:: The request ::
Gather the lines that hold the string "emoji".
####################
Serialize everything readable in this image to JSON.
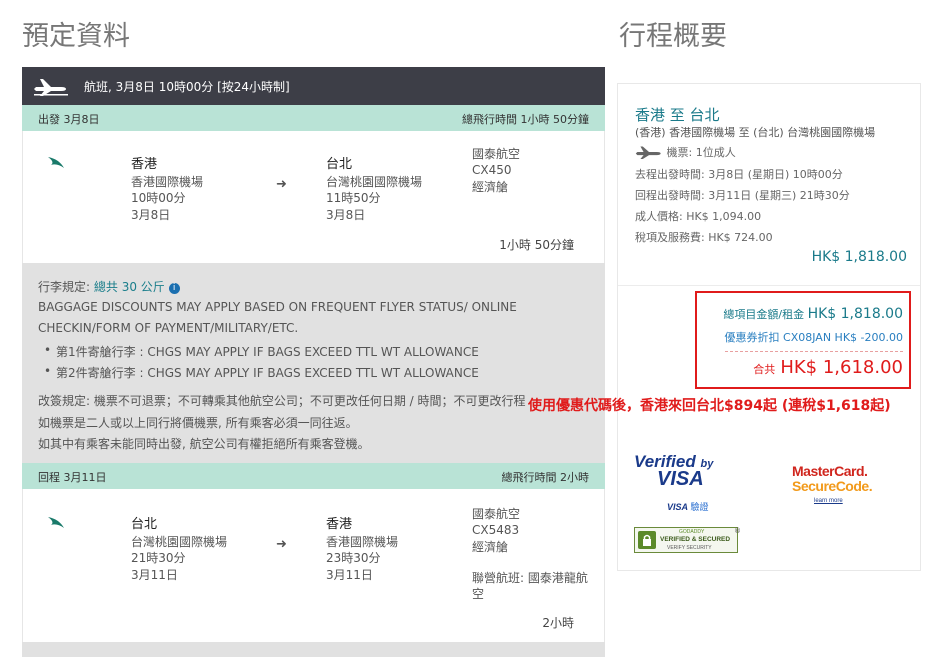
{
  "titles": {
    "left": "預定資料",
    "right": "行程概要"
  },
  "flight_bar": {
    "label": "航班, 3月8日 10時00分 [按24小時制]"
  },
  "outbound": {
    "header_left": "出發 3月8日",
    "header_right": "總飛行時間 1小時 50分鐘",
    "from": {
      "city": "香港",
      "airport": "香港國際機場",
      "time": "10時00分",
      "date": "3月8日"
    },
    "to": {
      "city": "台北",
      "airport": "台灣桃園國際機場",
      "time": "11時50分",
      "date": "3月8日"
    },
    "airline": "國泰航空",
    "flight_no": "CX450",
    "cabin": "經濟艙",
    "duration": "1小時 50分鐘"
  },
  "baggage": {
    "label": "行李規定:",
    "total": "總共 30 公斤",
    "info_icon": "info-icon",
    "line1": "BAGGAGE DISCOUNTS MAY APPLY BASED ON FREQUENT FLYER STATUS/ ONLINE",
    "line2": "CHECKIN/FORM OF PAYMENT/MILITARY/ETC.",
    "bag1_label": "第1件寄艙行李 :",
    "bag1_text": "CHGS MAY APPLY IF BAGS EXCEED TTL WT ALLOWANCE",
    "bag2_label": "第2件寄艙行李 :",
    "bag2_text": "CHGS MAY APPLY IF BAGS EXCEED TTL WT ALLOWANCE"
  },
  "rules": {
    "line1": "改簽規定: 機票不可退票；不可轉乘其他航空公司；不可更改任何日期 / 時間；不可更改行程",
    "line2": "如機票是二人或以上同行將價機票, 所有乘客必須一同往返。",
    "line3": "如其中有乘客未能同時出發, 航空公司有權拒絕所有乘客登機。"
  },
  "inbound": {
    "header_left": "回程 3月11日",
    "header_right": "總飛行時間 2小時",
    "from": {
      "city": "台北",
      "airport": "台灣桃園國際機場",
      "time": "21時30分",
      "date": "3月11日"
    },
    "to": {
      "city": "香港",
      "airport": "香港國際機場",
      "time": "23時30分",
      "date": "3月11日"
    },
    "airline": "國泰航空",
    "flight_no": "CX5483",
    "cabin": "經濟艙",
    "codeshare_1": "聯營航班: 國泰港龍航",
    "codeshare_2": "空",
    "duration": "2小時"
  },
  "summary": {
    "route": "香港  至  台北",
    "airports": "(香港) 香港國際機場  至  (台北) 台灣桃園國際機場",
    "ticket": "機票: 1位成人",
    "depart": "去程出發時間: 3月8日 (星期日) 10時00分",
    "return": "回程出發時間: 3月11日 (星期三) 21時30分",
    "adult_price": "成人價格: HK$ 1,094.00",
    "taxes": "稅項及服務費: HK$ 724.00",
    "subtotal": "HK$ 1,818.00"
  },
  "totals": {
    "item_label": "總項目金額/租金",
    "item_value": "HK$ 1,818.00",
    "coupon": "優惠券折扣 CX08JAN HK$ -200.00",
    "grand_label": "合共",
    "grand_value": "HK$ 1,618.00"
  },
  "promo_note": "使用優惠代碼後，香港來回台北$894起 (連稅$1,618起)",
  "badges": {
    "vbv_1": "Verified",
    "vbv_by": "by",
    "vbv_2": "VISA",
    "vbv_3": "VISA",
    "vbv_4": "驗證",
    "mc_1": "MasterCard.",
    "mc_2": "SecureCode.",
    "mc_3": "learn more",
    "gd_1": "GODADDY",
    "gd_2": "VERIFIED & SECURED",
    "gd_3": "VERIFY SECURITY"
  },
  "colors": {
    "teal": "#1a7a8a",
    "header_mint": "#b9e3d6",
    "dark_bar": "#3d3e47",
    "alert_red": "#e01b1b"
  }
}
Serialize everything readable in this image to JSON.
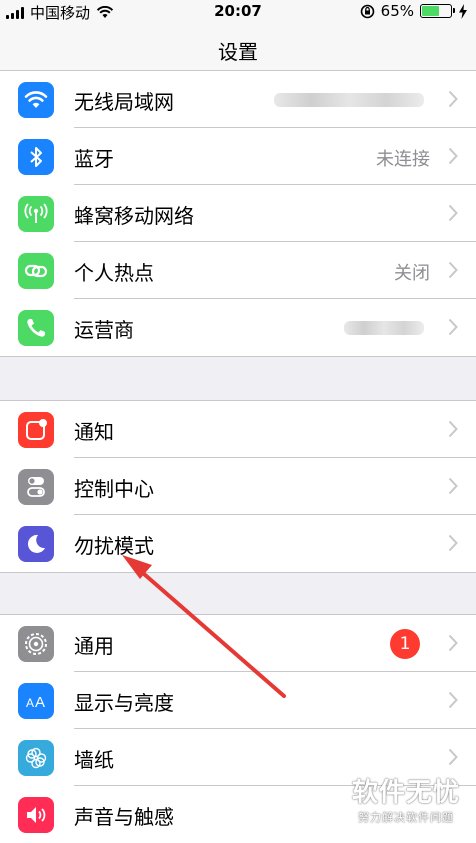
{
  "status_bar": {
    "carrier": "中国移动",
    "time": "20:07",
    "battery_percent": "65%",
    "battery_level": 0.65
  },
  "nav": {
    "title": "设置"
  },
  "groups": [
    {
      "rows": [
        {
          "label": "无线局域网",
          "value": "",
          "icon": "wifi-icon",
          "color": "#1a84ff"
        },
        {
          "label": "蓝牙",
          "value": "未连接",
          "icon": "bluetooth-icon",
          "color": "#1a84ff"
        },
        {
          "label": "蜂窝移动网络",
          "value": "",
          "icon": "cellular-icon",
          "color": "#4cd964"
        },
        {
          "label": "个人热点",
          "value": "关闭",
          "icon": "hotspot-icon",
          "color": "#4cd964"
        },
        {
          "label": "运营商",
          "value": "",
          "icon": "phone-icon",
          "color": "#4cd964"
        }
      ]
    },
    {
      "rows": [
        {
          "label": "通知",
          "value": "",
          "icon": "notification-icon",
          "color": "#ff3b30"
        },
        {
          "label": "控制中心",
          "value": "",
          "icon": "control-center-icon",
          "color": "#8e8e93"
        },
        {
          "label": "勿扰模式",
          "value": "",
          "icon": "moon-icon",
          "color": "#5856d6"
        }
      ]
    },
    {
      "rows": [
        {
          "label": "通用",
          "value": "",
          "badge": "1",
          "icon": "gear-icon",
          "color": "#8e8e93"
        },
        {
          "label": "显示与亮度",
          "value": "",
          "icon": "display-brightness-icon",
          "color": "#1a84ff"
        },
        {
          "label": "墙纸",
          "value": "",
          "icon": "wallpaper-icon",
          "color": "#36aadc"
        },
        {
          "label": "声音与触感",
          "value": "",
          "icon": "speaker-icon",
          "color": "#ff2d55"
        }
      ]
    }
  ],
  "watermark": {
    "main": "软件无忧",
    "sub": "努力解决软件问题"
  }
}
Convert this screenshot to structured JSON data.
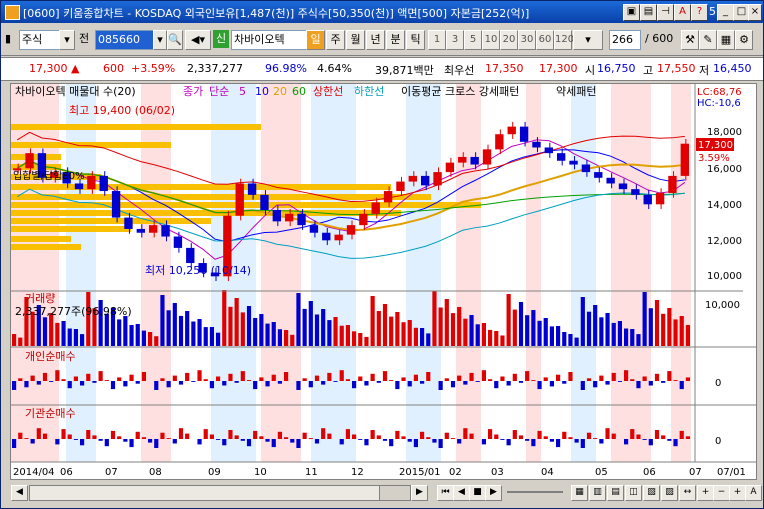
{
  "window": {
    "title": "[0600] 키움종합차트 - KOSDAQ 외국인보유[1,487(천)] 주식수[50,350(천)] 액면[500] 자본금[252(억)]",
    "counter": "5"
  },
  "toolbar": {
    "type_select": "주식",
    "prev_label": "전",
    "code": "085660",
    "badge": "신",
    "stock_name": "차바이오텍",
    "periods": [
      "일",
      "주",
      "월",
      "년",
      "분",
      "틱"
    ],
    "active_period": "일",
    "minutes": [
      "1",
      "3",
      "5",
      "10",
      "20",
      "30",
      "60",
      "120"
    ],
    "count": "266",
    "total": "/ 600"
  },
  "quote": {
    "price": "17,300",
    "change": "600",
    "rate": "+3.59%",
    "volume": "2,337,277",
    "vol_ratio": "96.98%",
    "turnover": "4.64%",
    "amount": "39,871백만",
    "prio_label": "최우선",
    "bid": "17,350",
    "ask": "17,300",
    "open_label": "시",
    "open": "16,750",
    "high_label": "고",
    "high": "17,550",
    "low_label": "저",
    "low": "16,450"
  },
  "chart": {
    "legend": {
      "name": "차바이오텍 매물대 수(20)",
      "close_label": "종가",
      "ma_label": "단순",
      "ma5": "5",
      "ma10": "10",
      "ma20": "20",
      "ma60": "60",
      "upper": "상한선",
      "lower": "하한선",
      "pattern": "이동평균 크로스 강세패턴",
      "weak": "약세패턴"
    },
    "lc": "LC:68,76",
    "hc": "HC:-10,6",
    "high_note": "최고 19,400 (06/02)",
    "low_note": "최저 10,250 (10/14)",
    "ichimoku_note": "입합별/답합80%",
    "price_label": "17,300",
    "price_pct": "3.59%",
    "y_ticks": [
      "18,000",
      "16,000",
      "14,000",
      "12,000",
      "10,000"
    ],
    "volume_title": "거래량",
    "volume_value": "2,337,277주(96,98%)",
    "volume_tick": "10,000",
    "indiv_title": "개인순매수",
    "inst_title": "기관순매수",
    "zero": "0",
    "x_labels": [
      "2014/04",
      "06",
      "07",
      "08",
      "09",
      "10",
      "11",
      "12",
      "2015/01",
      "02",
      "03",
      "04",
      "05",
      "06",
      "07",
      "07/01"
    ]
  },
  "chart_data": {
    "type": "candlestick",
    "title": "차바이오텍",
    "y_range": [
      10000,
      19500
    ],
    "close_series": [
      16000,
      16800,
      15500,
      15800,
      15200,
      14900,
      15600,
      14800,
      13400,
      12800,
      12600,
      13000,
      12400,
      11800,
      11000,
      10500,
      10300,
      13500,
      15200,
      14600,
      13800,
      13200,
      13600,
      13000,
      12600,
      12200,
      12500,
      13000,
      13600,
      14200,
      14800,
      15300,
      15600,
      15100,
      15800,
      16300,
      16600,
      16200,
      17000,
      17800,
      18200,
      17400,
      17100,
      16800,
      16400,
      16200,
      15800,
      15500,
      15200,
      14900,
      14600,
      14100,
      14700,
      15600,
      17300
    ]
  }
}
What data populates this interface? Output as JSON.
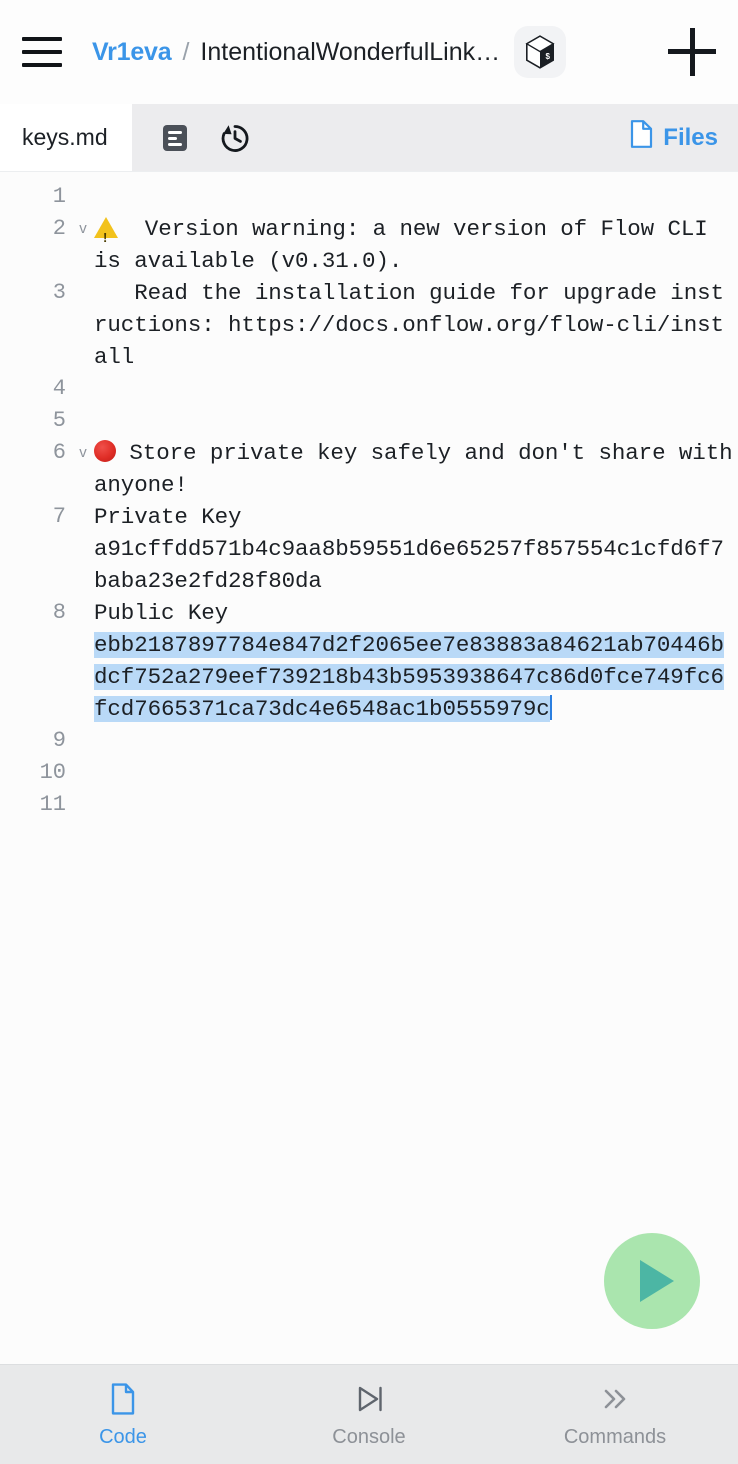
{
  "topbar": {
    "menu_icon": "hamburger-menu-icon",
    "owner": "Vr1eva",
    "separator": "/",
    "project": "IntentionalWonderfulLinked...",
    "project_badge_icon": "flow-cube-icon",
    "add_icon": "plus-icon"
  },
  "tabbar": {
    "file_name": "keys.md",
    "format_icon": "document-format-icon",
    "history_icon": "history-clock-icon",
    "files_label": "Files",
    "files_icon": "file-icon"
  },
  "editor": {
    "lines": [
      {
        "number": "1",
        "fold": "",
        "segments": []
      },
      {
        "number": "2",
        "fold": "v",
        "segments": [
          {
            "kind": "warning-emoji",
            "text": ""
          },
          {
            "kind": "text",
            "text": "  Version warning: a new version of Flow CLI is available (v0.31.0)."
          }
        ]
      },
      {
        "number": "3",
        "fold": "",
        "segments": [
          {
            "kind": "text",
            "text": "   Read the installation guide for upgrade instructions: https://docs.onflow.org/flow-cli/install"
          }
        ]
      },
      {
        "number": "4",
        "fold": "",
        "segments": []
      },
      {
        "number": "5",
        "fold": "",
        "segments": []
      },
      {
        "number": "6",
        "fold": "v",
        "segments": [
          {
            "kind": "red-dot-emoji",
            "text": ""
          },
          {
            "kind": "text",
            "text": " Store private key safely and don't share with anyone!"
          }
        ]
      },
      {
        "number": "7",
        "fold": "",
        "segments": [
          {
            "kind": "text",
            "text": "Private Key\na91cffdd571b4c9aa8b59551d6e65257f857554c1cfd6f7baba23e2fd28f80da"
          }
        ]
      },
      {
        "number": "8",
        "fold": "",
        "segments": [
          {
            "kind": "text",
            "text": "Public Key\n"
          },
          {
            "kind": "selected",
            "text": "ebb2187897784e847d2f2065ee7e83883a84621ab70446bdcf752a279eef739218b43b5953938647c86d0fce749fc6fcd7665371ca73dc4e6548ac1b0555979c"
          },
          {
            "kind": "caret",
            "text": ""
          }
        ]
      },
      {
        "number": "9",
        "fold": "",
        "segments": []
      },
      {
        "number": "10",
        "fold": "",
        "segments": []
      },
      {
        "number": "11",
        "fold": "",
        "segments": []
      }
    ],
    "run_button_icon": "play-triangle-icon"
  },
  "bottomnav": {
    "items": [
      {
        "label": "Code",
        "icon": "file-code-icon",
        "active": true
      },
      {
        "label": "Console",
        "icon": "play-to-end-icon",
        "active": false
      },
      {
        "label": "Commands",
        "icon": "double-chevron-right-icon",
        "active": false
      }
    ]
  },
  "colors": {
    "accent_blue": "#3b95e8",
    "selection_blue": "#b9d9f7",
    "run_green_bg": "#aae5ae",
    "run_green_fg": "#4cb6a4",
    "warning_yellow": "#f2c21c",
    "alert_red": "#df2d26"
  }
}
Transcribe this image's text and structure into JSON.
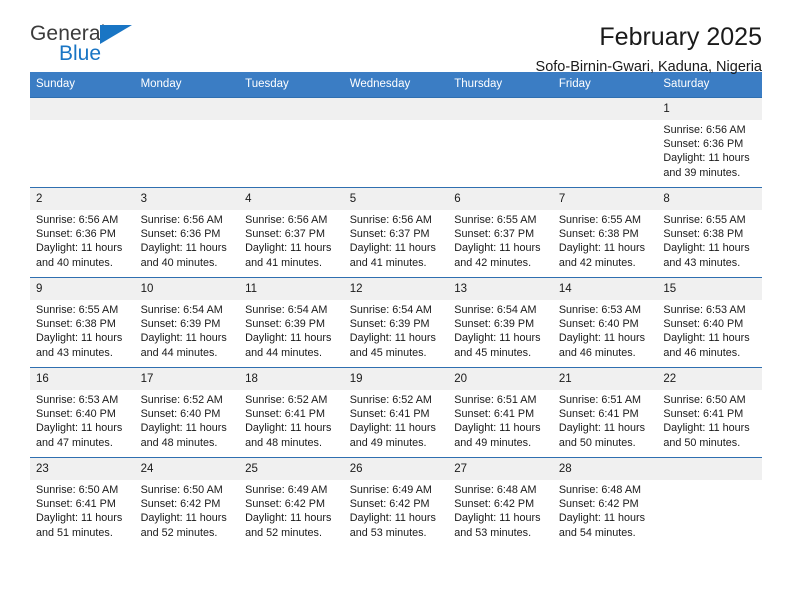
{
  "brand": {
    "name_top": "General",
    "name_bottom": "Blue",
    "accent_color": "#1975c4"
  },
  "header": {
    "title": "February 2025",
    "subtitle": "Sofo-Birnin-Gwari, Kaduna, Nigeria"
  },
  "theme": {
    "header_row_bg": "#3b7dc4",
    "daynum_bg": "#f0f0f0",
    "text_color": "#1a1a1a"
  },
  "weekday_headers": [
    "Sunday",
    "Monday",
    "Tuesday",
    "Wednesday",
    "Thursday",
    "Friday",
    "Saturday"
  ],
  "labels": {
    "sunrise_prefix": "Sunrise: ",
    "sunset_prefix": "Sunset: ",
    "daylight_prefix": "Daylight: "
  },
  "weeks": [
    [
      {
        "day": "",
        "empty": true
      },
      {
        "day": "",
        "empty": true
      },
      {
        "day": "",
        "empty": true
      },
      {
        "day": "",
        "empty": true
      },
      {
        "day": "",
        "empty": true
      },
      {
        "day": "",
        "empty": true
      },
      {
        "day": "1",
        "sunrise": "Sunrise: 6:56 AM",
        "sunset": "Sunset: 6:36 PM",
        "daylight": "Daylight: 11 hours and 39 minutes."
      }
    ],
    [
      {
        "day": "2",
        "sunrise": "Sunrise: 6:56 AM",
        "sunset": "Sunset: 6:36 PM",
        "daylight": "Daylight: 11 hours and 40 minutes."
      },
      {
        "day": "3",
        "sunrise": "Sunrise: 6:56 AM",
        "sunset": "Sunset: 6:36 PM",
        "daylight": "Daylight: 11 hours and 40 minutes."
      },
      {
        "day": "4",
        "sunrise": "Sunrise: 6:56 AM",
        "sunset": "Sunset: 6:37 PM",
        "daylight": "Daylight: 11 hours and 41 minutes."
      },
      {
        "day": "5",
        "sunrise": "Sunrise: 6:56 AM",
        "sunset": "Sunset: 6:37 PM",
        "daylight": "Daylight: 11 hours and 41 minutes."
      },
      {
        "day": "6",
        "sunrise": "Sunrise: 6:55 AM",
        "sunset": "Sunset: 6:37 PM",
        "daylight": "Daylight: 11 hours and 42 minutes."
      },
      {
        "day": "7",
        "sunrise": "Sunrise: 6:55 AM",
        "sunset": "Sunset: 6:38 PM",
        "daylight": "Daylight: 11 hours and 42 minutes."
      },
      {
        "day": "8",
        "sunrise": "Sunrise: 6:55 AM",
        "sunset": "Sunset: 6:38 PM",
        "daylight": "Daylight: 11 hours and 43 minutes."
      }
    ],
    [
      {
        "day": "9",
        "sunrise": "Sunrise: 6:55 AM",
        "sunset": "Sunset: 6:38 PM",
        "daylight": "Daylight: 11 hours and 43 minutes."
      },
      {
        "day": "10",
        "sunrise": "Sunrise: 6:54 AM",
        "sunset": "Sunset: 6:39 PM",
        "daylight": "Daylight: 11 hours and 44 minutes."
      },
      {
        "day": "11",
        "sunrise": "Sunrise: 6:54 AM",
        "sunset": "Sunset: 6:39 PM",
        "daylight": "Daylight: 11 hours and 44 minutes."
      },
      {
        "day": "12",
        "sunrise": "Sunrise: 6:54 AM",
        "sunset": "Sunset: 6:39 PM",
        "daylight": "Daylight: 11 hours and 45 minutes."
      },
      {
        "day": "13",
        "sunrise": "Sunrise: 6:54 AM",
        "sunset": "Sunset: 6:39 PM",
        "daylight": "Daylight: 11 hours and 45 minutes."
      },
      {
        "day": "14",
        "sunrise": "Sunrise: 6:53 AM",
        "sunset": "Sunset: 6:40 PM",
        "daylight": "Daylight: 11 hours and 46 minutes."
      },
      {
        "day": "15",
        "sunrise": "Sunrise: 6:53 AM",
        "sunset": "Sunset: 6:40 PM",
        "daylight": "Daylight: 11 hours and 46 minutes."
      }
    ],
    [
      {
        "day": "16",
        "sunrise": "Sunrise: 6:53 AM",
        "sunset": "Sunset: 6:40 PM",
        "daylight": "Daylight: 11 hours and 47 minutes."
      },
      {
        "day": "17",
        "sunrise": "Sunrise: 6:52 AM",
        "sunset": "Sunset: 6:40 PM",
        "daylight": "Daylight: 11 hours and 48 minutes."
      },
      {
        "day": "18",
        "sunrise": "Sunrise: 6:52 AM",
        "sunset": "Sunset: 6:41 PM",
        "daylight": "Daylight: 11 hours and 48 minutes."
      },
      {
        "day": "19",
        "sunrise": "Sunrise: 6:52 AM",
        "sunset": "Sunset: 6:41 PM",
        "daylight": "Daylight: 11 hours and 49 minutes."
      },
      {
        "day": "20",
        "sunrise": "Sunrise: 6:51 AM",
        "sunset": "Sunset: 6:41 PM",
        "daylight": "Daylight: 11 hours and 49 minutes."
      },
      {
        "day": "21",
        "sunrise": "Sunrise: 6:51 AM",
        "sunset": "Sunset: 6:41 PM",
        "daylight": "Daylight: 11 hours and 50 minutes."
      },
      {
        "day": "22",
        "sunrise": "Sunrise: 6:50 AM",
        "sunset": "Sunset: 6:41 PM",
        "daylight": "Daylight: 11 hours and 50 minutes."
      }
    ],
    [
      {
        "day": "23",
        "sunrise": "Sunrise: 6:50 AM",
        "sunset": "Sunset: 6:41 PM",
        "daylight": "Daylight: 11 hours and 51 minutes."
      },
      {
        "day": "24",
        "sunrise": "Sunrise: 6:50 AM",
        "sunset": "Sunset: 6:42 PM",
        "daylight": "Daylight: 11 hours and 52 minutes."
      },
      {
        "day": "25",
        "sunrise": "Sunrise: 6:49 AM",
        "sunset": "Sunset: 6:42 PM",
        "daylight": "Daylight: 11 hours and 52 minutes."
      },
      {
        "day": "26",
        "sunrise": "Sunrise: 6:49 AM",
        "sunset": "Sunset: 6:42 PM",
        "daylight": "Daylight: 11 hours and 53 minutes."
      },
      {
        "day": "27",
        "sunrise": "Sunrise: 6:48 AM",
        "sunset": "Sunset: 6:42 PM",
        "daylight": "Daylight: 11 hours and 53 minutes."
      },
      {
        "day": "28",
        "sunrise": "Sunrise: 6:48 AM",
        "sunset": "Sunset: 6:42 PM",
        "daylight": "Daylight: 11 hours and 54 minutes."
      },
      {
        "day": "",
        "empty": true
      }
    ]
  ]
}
####################
:: Written response ::
            "kind": "warning-emoji",
            "kind": "red-dot-emoji",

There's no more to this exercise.